(Data entries for graphics)
########

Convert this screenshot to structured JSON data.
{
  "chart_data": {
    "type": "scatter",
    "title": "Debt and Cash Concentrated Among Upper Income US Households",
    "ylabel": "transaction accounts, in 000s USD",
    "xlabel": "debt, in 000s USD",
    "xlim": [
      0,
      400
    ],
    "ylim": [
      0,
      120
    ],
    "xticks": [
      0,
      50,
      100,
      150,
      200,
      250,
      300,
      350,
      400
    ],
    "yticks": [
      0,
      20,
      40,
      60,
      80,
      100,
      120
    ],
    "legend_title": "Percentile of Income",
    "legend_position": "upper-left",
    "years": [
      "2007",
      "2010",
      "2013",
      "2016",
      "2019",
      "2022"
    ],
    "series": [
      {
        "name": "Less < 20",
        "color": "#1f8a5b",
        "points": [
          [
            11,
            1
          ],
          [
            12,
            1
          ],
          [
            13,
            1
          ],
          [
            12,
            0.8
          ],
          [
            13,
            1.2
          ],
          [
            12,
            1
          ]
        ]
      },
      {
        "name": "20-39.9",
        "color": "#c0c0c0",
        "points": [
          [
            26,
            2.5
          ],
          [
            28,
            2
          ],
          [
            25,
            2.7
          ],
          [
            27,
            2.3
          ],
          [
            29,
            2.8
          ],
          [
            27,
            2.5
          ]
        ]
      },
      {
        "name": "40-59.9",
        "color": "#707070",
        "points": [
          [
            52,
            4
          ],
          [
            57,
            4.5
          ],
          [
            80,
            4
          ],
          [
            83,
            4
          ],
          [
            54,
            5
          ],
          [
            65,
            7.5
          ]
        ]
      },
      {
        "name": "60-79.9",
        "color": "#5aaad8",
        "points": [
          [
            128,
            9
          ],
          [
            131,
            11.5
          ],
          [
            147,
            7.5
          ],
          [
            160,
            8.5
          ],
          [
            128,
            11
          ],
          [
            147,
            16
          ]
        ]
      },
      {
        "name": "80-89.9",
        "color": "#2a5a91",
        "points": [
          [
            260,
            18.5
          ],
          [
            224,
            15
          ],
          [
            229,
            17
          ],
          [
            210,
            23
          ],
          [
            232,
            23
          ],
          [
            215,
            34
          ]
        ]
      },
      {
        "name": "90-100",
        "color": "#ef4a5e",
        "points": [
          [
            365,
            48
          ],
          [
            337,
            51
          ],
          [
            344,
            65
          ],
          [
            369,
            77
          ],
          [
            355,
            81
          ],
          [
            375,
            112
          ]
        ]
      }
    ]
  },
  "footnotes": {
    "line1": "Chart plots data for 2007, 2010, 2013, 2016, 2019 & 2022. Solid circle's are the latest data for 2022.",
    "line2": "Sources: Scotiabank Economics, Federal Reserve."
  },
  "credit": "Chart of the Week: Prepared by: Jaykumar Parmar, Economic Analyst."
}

########

What you will do:
Can you give every line above again, exactly as written?

Response to the exercise:
Convert this screenshot to structured JSON data.
{
  "chart_data": {
    "type": "scatter",
    "title": "Debt and Cash Concentrated Among Upper Income US Households",
    "ylabel": "transaction accounts, in 000s USD",
    "xlabel": "debt, in 000s USD",
    "xlim": [
      0,
      400
    ],
    "ylim": [
      0,
      120
    ],
    "xticks": [
      0,
      50,
      100,
      150,
      200,
      250,
      300,
      350,
      400
    ],
    "yticks": [
      0,
      20,
      40,
      60,
      80,
      100,
      120
    ],
    "legend_title": "Percentile of Income",
    "legend_position": "upper-left",
    "years": [
      "2007",
      "2010",
      "2013",
      "2016",
      "2019",
      "2022"
    ],
    "series": [
      {
        "name": "Less < 20",
        "color": "#1f8a5b",
        "points": [
          [
            11,
            1
          ],
          [
            12,
            1
          ],
          [
            13,
            1
          ],
          [
            12,
            0.8
          ],
          [
            13,
            1.2
          ],
          [
            12,
            1
          ]
        ]
      },
      {
        "name": "20-39.9",
        "color": "#c0c0c0",
        "points": [
          [
            26,
            2.5
          ],
          [
            28,
            2
          ],
          [
            25,
            2.7
          ],
          [
            27,
            2.3
          ],
          [
            29,
            2.8
          ],
          [
            27,
            2.5
          ]
        ]
      },
      {
        "name": "40-59.9",
        "color": "#707070",
        "points": [
          [
            52,
            4
          ],
          [
            57,
            4.5
          ],
          [
            80,
            4
          ],
          [
            83,
            4
          ],
          [
            54,
            5
          ],
          [
            65,
            7.5
          ]
        ]
      },
      {
        "name": "60-79.9",
        "color": "#5aaad8",
        "points": [
          [
            128,
            9
          ],
          [
            131,
            11.5
          ],
          [
            147,
            7.5
          ],
          [
            160,
            8.5
          ],
          [
            128,
            11
          ],
          [
            147,
            16
          ]
        ]
      },
      {
        "name": "80-89.9",
        "color": "#2a5a91",
        "points": [
          [
            260,
            18.5
          ],
          [
            224,
            15
          ],
          [
            229,
            17
          ],
          [
            210,
            23
          ],
          [
            232,
            23
          ],
          [
            215,
            34
          ]
        ]
      },
      {
        "name": "90-100",
        "color": "#ef4a5e",
        "points": [
          [
            365,
            48
          ],
          [
            337,
            51
          ],
          [
            344,
            65
          ],
          [
            369,
            77
          ],
          [
            355,
            81
          ],
          [
            375,
            112
          ]
        ]
      }
    ]
  },
  "footnotes": {
    "line1": "Chart plots data for 2007, 2010, 2013, 2016, 2019 & 2022. Solid circle's are the latest data for 2022.",
    "line2": "Sources: Scotiabank Economics, Federal Reserve."
  },
  "credit": "Chart of the Week: Prepared by: Jaykumar Parmar, Economic Analyst."
}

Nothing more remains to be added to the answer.